INSTRUCTIONS FOR THE TASK:
Take the data that follows and retype it word for word.

Collected data

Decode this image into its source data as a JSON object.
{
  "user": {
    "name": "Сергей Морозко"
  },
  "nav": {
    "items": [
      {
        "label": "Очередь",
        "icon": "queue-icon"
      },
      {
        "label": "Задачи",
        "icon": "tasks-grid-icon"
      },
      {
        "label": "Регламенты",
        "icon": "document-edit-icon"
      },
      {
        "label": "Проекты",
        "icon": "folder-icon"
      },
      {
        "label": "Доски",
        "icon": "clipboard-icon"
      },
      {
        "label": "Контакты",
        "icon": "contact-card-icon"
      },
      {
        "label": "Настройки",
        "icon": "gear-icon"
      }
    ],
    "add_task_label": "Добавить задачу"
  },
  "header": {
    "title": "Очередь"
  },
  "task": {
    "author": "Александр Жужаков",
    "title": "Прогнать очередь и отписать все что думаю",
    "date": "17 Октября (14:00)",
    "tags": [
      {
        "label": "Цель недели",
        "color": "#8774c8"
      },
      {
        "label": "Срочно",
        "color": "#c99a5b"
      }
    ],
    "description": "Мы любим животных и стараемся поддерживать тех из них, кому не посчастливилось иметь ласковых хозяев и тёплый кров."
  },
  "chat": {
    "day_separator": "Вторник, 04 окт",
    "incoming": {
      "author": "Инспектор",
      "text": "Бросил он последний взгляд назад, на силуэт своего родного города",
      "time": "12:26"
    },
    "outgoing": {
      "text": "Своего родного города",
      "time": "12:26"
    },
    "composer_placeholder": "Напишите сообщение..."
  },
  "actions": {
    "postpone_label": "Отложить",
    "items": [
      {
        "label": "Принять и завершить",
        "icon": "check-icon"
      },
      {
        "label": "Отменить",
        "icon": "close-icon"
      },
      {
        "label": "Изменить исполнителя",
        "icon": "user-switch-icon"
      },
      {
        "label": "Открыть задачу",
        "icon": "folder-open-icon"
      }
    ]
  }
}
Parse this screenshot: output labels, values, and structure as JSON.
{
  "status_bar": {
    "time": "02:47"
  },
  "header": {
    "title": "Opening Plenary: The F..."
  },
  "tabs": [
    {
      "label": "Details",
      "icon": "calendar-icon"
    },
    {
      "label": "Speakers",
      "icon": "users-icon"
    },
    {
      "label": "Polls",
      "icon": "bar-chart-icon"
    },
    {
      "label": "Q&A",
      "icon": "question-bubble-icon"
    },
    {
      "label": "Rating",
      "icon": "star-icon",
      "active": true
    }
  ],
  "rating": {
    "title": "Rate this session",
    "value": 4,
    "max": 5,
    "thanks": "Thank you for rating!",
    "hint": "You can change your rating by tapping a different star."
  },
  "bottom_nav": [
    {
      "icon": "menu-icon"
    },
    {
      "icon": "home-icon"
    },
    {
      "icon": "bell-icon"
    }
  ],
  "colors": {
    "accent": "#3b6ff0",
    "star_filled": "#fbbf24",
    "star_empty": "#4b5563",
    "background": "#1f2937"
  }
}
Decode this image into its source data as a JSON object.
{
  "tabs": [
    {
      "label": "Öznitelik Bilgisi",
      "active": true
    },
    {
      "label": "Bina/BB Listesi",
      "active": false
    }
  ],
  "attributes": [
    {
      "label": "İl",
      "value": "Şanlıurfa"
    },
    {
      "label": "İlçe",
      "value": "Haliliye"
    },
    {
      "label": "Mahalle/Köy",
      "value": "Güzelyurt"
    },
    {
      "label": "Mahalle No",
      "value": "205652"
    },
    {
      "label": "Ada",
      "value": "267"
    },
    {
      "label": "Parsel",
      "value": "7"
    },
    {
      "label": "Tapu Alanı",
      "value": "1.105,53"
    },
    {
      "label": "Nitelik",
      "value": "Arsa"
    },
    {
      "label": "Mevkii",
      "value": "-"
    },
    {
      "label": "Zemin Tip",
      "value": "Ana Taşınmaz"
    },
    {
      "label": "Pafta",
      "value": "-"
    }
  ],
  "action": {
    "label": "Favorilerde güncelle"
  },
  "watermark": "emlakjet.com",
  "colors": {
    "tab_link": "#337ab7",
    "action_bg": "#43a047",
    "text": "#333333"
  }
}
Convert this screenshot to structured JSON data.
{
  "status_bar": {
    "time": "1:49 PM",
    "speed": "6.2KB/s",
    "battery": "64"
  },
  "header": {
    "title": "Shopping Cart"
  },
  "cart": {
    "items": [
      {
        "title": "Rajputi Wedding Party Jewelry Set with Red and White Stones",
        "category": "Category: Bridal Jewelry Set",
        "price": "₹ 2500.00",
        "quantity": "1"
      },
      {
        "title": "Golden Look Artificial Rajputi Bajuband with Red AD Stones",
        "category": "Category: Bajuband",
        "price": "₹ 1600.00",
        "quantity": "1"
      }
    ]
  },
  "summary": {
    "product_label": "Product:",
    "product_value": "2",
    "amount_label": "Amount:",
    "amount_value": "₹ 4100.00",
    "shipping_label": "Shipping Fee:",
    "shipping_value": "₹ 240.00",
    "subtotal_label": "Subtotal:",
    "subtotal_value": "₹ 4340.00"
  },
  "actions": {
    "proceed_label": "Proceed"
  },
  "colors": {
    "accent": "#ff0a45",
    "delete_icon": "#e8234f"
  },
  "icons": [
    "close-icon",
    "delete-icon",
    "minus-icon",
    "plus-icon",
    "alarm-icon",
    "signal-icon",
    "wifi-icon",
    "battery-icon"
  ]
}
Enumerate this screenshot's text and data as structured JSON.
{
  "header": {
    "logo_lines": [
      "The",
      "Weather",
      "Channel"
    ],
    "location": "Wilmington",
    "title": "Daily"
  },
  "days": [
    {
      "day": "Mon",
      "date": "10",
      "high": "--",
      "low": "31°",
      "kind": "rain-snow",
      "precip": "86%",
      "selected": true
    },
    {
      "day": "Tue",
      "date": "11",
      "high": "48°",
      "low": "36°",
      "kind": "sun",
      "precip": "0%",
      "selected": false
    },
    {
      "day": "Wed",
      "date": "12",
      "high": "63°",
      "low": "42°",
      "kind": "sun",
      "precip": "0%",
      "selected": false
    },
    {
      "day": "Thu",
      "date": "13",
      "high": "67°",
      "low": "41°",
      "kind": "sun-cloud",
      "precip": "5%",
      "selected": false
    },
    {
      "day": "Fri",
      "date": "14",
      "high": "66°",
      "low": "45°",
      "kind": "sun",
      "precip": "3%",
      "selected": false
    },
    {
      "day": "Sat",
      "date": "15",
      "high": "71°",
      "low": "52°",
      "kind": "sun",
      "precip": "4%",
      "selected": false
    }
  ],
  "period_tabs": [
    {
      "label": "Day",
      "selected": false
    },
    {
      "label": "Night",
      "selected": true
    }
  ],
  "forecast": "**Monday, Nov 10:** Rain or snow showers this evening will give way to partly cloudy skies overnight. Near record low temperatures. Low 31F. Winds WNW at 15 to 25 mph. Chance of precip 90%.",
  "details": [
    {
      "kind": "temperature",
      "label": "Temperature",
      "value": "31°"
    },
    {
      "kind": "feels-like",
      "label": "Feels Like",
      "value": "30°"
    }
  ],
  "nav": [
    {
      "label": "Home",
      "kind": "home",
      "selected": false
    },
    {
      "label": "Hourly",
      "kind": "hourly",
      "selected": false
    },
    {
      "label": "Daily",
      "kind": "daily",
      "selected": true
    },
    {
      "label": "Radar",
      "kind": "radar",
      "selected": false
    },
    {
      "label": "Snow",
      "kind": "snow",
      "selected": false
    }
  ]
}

REPLY TO THE EXERCISE:
Decode this image into its source data as a JSON object.
{
  "user": {
    "name": "Сергей Морозко"
  },
  "nav": {
    "items": [
      {
        "label": "Очередь",
        "icon": "queue-icon"
      },
      {
        "label": "Задачи",
        "icon": "tasks-grid-icon"
      },
      {
        "label": "Регламенты",
        "icon": "document-edit-icon"
      },
      {
        "label": "Проекты",
        "icon": "folder-icon"
      },
      {
        "label": "Доски",
        "icon": "clipboard-icon"
      },
      {
        "label": "Контакты",
        "icon": "contact-card-icon"
      },
      {
        "label": "Настройки",
        "icon": "gear-icon"
      }
    ],
    "add_task_label": "Добавить задачу"
  },
  "header": {
    "title": "Очередь"
  },
  "task": {
    "author": "Александр Жужаков",
    "title": "Прогнать очередь и отписать все что думаю",
    "date": "17 Октября (14:00)",
    "tags": [
      {
        "label": "Цель недели",
        "color": "#8774c8"
      },
      {
        "label": "Срочно",
        "color": "#c99a5b"
      }
    ],
    "description": "Мы любим животных и стараемся поддерживать тех из них, кому не посчастливилось иметь ласковых хозяев и тёплый кров."
  },
  "chat": {
    "day_separator": "Вторник, 04 окт",
    "incoming": {
      "author": "Инспектор",
      "text": "Бросил он последний взгляд назад, на силуэт своего родного города",
      "time": "12:26"
    },
    "outgoing": {
      "text": "Своего родного города",
      "time": "12:26"
    },
    "composer_placeholder": "Напишите сообщение..."
  },
  "actions": {
    "postpone_label": "Отложить",
    "items": [
      {
        "label": "Принять и завершить",
        "icon": "check-icon"
      },
      {
        "label": "Отменить",
        "icon": "close-icon"
      },
      {
        "label": "Изменить исполнителя",
        "icon": "user-switch-icon"
      },
      {
        "label": "Открыть задачу",
        "icon": "folder-open-icon"
      }
    ]
  }
}
Parse this screenshot: output labels, values, and structure as JSON.
{
  "status_bar": {
    "time": "02:47"
  },
  "header": {
    "title": "Opening Plenary: The F..."
  },
  "tabs": [
    {
      "label": "Details",
      "icon": "calendar-icon"
    },
    {
      "label": "Speakers",
      "icon": "users-icon"
    },
    {
      "label": "Polls",
      "icon": "bar-chart-icon"
    },
    {
      "label": "Q&A",
      "icon": "question-bubble-icon"
    },
    {
      "label": "Rating",
      "icon": "star-icon",
      "active": true
    }
  ],
  "rating": {
    "title": "Rate this session",
    "value": 4,
    "max": 5,
    "thanks": "Thank you for rating!",
    "hint": "You can change your rating by tapping a different star."
  },
  "bottom_nav": [
    {
      "icon": "menu-icon"
    },
    {
      "icon": "home-icon"
    },
    {
      "icon": "bell-icon"
    }
  ],
  "colors": {
    "accent": "#3b6ff0",
    "star_filled": "#fbbf24",
    "star_empty": "#4b5563",
    "background": "#1f2937"
  }
}
Decode this image into its source data as a JSON object.
{
  "tabs": [
    {
      "label": "Öznitelik Bilgisi",
      "active": true
    },
    {
      "label": "Bina/BB Listesi",
      "active": false
    }
  ],
  "attributes": [
    {
      "label": "İl",
      "value": "Şanlıurfa"
    },
    {
      "label": "İlçe",
      "value": "Haliliye"
    },
    {
      "label": "Mahalle/Köy",
      "value": "Güzelyurt"
    },
    {
      "label": "Mahalle No",
      "value": "205652"
    },
    {
      "label": "Ada",
      "value": "267"
    },
    {
      "label": "Parsel",
      "value": "7"
    },
    {
      "label": "Tapu Alanı",
      "value": "1.105,53"
    },
    {
      "label": "Nitelik",
      "value": "Arsa"
    },
    {
      "label": "Mevkii",
      "value": "-"
    },
    {
      "label": "Zemin Tip",
      "value": "Ana Taşınmaz"
    },
    {
      "label": "Pafta",
      "value": "-"
    }
  ],
  "action": {
    "label": "Favorilerde güncelle"
  },
  "watermark": "emlakjet.com",
  "colors": {
    "tab_link": "#337ab7",
    "action_bg": "#43a047",
    "text": "#333333"
  }
}
Convert this screenshot to structured JSON data.
{
  "status_bar": {
    "time": "1:49 PM",
    "speed": "6.2KB/s",
    "battery": "64"
  },
  "header": {
    "title": "Shopping Cart"
  },
  "cart": {
    "items": [
      {
        "title": "Rajputi Wedding Party Jewelry Set with Red and White Stones",
        "category": "Category: Bridal Jewelry Set",
        "price": "₹ 2500.00",
        "quantity": "1"
      },
      {
        "title": "Golden Look Artificial Rajputi Bajuband with Red AD Stones",
        "category": "Category: Bajuband",
        "price": "₹ 1600.00",
        "quantity": "1"
      }
    ]
  },
  "summary": {
    "product_label": "Product:",
    "product_value": "2",
    "amount_label": "Amount:",
    "amount_value": "₹ 4100.00",
    "shipping_label": "Shipping Fee:",
    "shipping_value": "₹ 240.00",
    "subtotal_label": "Subtotal:",
    "subtotal_value": "₹ 4340.00"
  },
  "actions": {
    "proceed_label": "Proceed"
  },
  "colors": {
    "accent": "#ff0a45",
    "delete_icon": "#e8234f"
  },
  "icons": [
    "close-icon",
    "delete-icon",
    "minus-icon",
    "plus-icon",
    "alarm-icon",
    "signal-icon",
    "wifi-icon",
    "battery-icon"
  ]
}
Enumerate this screenshot's text and data as structured JSON.
{
  "header": {
    "logo_lines": [
      "The",
      "Weather",
      "Channel"
    ],
    "location": "Wilmington",
    "title": "Daily"
  },
  "days": [
    {
      "day": "Mon",
      "date": "10",
      "high": "--",
      "low": "31°",
      "kind": "rain-snow",
      "precip": "86%",
      "selected": true
    },
    {
      "day": "Tue",
      "date": "11",
      "high": "48°",
      "low": "36°",
      "kind": "sun",
      "precip": "0%",
      "selected": false
    },
    {
      "day": "Wed",
      "date": "12",
      "high": "63°",
      "low": "42°",
      "kind": "sun",
      "precip": "0%",
      "selected": false
    },
    {
      "day": "Thu",
      "date": "13",
      "high": "67°",
      "low": "41°",
      "kind": "sun-cloud",
      "precip": "5%",
      "selected": false
    },
    {
      "day": "Fri",
      "date": "14",
      "high": "66°",
      "low": "45°",
      "kind": "sun",
      "precip": "3%",
      "selected": false
    },
    {
      "day": "Sat",
      "date": "15",
      "high": "71°",
      "low": "52°",
      "kind": "sun",
      "precip": "4%",
      "selected": false
    }
  ],
  "period_tabs": [
    {
      "label": "Day",
      "selected": false
    },
    {
      "label": "Night",
      "selected": true
    }
  ],
  "forecast": "**Monday, Nov 10:** Rain or snow showers this evening will give way to partly cloudy skies overnight. Near record low temperatures. Low 31F. Winds WNW at 15 to 25 mph. Chance of precip 90%.",
  "details": [
    {
      "kind": "temperature",
      "label": "Temperature",
      "value": "31°"
    },
    {
      "kind": "feels-like",
      "label": "Feels Like",
      "value": "30°"
    }
  ],
  "nav": [
    {
      "label": "Home",
      "kind": "home",
      "selected": false
    },
    {
      "label": "Hourly",
      "kind": "hourly",
      "selected": false
    },
    {
      "label": "Daily",
      "kind": "daily",
      "selected": true
    },
    {
      "label": "Radar",
      "kind": "radar",
      "selected": false
    },
    {
      "label": "Snow",
      "kind": "snow",
      "selected": false
    }
  ]
}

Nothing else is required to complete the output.